- _PROBLEM TO WORK ON_
State how many lines of the records contain the string "system", and give no other information.

- _RECORDS SUPPLIED_

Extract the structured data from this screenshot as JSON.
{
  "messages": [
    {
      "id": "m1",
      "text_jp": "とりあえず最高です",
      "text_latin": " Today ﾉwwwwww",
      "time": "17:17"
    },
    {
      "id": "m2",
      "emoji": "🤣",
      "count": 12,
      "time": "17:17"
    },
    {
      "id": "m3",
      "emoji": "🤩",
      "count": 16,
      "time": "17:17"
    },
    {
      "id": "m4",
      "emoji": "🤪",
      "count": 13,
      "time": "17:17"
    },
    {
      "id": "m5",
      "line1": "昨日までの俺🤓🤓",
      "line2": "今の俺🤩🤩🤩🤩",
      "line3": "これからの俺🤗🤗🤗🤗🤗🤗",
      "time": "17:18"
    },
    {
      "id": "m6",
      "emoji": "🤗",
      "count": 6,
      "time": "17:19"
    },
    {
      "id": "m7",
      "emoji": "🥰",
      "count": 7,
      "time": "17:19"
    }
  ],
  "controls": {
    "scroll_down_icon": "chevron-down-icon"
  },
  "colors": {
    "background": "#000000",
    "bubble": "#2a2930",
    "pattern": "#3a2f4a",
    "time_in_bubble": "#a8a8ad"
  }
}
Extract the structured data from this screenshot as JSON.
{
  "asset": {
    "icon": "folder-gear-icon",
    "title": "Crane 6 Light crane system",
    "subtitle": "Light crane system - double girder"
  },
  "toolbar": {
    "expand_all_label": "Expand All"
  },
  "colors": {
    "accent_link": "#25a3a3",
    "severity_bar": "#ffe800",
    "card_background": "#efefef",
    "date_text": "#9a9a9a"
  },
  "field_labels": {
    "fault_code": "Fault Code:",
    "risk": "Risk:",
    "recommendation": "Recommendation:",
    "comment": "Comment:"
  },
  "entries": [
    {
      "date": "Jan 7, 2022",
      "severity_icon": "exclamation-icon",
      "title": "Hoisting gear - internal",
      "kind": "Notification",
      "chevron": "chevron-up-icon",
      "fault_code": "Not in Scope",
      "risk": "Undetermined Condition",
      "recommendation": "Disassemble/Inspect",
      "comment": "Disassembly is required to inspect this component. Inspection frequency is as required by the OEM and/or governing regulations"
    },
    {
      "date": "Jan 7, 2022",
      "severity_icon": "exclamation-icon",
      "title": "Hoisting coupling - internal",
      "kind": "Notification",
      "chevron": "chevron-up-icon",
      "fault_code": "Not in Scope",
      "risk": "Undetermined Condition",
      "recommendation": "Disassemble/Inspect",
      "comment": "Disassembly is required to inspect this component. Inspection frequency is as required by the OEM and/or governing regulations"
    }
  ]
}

- _ANSWER BELOW_
2